# Start of Extracted material

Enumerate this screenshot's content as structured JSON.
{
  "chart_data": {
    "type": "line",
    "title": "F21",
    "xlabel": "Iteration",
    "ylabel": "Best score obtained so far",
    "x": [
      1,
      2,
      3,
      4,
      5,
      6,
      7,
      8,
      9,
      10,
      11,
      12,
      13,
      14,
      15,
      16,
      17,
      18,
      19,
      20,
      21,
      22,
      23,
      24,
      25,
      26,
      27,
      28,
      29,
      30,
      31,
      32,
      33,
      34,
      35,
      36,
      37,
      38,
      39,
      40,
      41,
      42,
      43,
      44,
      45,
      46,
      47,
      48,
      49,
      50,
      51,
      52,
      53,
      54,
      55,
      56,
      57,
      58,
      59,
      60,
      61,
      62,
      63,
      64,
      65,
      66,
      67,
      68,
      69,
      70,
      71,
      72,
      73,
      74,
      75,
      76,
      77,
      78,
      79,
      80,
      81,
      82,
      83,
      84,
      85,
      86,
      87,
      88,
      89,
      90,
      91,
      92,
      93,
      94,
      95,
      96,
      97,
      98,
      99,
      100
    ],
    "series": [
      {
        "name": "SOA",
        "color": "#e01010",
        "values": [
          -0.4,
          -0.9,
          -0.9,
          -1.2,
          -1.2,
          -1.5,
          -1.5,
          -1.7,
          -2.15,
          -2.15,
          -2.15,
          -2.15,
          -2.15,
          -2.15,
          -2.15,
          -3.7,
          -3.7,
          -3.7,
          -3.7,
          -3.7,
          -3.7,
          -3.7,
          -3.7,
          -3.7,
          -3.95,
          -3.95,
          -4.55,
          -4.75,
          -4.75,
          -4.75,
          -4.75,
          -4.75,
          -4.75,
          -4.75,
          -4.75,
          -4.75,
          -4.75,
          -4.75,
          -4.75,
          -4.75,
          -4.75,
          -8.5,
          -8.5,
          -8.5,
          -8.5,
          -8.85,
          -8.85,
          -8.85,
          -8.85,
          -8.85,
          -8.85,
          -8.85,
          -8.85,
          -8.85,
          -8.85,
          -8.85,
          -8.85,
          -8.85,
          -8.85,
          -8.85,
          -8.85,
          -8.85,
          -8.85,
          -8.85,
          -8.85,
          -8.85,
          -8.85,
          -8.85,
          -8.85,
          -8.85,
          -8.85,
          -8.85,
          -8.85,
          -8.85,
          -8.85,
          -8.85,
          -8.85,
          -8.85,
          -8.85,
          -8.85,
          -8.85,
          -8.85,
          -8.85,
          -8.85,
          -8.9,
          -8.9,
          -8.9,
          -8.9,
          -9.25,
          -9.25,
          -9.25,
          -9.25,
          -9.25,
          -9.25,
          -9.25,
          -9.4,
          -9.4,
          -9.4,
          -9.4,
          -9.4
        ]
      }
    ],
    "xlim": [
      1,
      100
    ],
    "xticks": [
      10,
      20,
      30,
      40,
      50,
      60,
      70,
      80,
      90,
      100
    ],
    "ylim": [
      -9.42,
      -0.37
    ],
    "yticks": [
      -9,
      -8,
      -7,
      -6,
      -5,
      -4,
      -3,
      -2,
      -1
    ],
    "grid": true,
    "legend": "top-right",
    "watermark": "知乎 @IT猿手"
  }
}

# End of Extracted material

**What is being asked:** Repeat the lines above exactly.

**Answer to this exercise:**
Enumerate this screenshot's content as structured JSON.
{
  "chart_data": {
    "type": "line",
    "title": "F21",
    "xlabel": "Iteration",
    "ylabel": "Best score obtained so far",
    "x": [
      1,
      2,
      3,
      4,
      5,
      6,
      7,
      8,
      9,
      10,
      11,
      12,
      13,
      14,
      15,
      16,
      17,
      18,
      19,
      20,
      21,
      22,
      23,
      24,
      25,
      26,
      27,
      28,
      29,
      30,
      31,
      32,
      33,
      34,
      35,
      36,
      37,
      38,
      39,
      40,
      41,
      42,
      43,
      44,
      45,
      46,
      47,
      48,
      49,
      50,
      51,
      52,
      53,
      54,
      55,
      56,
      57,
      58,
      59,
      60,
      61,
      62,
      63,
      64,
      65,
      66,
      67,
      68,
      69,
      70,
      71,
      72,
      73,
      74,
      75,
      76,
      77,
      78,
      79,
      80,
      81,
      82,
      83,
      84,
      85,
      86,
      87,
      88,
      89,
      90,
      91,
      92,
      93,
      94,
      95,
      96,
      97,
      98,
      99,
      100
    ],
    "series": [
      {
        "name": "SOA",
        "color": "#e01010",
        "values": [
          -0.4,
          -0.9,
          -0.9,
          -1.2,
          -1.2,
          -1.5,
          -1.5,
          -1.7,
          -2.15,
          -2.15,
          -2.15,
          -2.15,
          -2.15,
          -2.15,
          -2.15,
          -3.7,
          -3.7,
          -3.7,
          -3.7,
          -3.7,
          -3.7,
          -3.7,
          -3.7,
          -3.7,
          -3.95,
          -3.95,
          -4.55,
          -4.75,
          -4.75,
          -4.75,
          -4.75,
          -4.75,
          -4.75,
          -4.75,
          -4.75,
          -4.75,
          -4.75,
          -4.75,
          -4.75,
          -4.75,
          -4.75,
          -8.5,
          -8.5,
          -8.5,
          -8.5,
          -8.85,
          -8.85,
          -8.85,
          -8.85,
          -8.85,
          -8.85,
          -8.85,
          -8.85,
          -8.85,
          -8.85,
          -8.85,
          -8.85,
          -8.85,
          -8.85,
          -8.85,
          -8.85,
          -8.85,
          -8.85,
          -8.85,
          -8.85,
          -8.85,
          -8.85,
          -8.85,
          -8.85,
          -8.85,
          -8.85,
          -8.85,
          -8.85,
          -8.85,
          -8.85,
          -8.85,
          -8.85,
          -8.85,
          -8.85,
          -8.85,
          -8.85,
          -8.85,
          -8.85,
          -8.85,
          -8.9,
          -8.9,
          -8.9,
          -8.9,
          -9.25,
          -9.25,
          -9.25,
          -9.25,
          -9.25,
          -9.25,
          -9.25,
          -9.4,
          -9.4,
          -9.4,
          -9.4,
          -9.4
        ]
      }
    ],
    "xlim": [
      1,
      100
    ],
    "xticks": [
      10,
      20,
      30,
      40,
      50,
      60,
      70,
      80,
      90,
      100
    ],
    "ylim": [
      -9.42,
      -0.37
    ],
    "yticks": [
      -9,
      -8,
      -7,
      -6,
      -5,
      -4,
      -3,
      -2,
      -1
    ],
    "grid": true,
    "legend": "top-right",
    "watermark": "知乎 @IT猿手"
  }
}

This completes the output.